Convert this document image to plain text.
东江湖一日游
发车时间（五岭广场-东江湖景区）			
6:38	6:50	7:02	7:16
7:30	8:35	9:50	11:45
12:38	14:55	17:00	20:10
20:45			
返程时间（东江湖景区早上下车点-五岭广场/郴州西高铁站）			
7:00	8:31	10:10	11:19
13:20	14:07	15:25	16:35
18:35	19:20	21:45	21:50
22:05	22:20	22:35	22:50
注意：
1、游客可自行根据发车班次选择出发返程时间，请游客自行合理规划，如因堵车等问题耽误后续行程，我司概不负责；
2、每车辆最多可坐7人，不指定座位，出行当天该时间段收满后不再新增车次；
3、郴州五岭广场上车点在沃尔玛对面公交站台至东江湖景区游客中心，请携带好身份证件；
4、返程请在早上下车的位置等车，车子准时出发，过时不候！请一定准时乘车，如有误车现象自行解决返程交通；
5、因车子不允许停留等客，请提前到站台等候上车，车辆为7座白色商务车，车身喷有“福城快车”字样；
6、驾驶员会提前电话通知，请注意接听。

☆ ☆ ☆ ☆ ☆ ☆ ☆

→ **Task prompt**:
Every entry must be quoted exactly as it appears above.

→ **Written answer**:
Convert this document image to plain text.
东江湖一日游
发车时间（五岭广场-东江湖景区）			
6:38	6:50	7:02	7:16
7:30	8:35	9:50	11:45
12:38	14:55	17:00	20:10
20:45			
返程时间（东江湖景区早上下车点-五岭广场/郴州西高铁站）			
7:00	8:31	10:10	11:19
13:20	14:07	15:25	16:35
18:35	19:20	21:45	21:50
22:05	22:20	22:35	22:50
注意：
1、游客可自行根据发车班次选择出发返程时间，请游客自行合理规划，如因堵车等问题耽误后续行程，我司概不负责；
2、每车辆最多可坐7人，不指定座位，出行当天该时间段收满后不再新增车次；
3、郴州五岭广场上车点在沃尔玛对面公交站台至东江湖景区游客中心，请携带好身份证件；
4、返程请在早上下车的位置等车，车子准时出发，过时不候！请一定准时乘车，如有误车现象自行解决返程交通；
5、因车子不允许停留等客，请提前到站台等候上车，车辆为7座白色商务车，车身喷有“福城快车”字样；
6、驾驶员会提前电话通知，请注意接听。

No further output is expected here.